-- BEGIN --
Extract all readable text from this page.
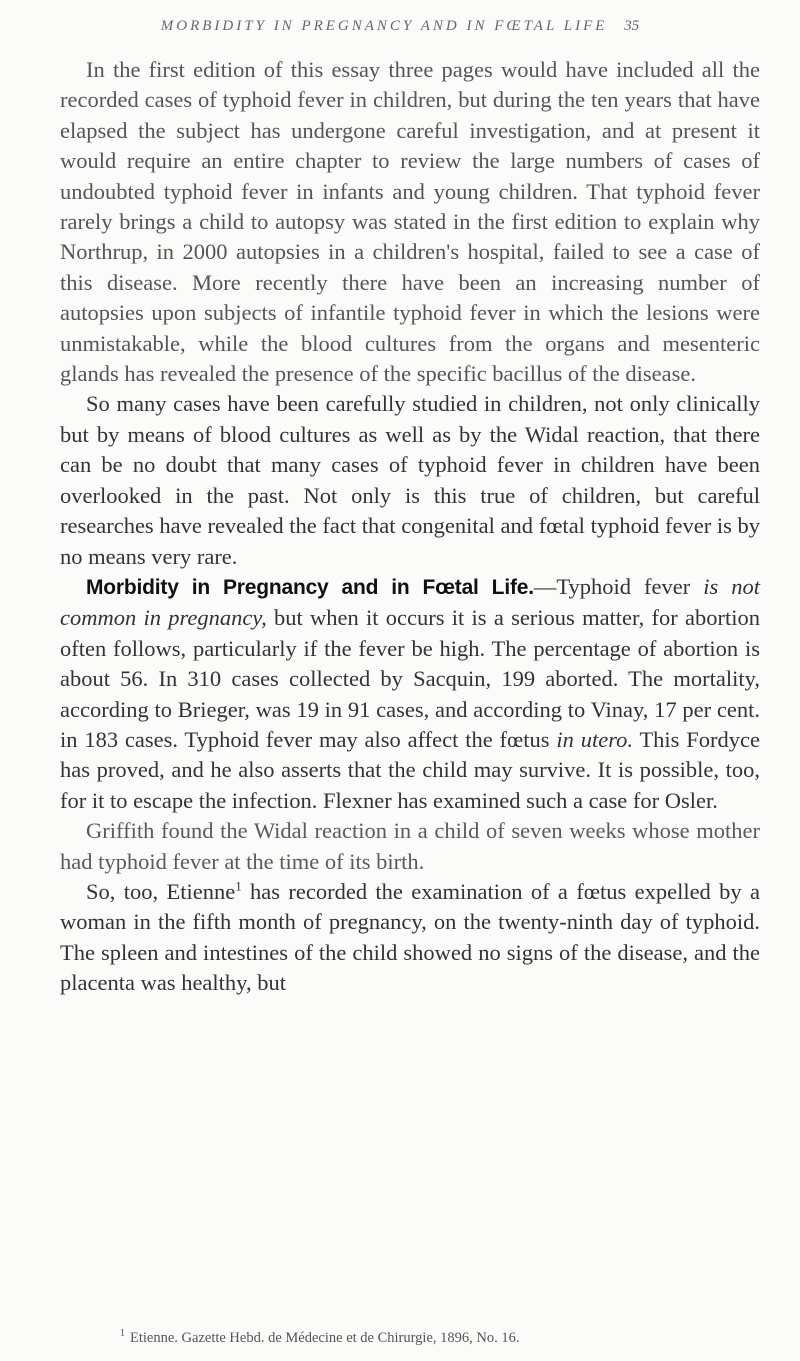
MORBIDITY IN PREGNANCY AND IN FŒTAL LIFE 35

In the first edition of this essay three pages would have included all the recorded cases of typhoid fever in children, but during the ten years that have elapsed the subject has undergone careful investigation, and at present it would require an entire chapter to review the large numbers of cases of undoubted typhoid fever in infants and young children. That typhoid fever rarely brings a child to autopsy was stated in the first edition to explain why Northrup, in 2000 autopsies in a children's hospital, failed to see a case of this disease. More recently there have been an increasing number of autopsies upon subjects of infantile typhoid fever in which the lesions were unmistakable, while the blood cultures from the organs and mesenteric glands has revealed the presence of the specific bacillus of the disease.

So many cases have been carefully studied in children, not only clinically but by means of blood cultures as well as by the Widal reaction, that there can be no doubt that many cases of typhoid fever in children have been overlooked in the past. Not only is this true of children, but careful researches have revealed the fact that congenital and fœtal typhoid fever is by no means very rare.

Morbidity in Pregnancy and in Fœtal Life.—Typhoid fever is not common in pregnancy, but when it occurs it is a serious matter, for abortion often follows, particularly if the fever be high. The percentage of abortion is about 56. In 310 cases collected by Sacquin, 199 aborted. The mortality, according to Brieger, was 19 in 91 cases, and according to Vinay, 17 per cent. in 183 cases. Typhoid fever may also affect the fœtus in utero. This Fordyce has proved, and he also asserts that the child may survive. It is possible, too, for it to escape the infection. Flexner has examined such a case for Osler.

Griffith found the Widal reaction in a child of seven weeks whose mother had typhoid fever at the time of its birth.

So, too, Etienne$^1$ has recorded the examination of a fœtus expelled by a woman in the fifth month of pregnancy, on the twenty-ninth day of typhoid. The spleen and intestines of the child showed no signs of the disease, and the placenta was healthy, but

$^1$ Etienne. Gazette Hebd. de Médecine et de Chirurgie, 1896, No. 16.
-- END --
The task
Find the word "blood" and list each line it appears in.

Worked solution
In the first edition of this essay three pages would have included all the recorded cases of typhoid fever in children, but during the ten years that have elapsed the subject has undergone careful investigation, and at present it would require an entire chapter to review the large numbers of cases of undoubted typhoid fever in infants and young children. That typhoid fever rarely brings a child to autopsy was stated in the first edition to explain why Northrup, in 2000 autopsies in a children's hospital, failed to see a case of this disease. More recently there have been an increasing number of autopsies upon subjects of infantile typhoid fever in which the lesions were unmistakable, while the blood cultures from the organs and mesenteric glands has revealed the presence of the specific bacillus of the disease.
So many cases have been carefully studied in children, not only clinically but by means of blood cultures as well as by the Widal reaction, that there can be no doubt that many cases of typhoid fever in children have been overlooked in the past. Not only is this true of children, but careful researches have revealed the fact that congenital and fœtal typhoid fever is by no means very rare.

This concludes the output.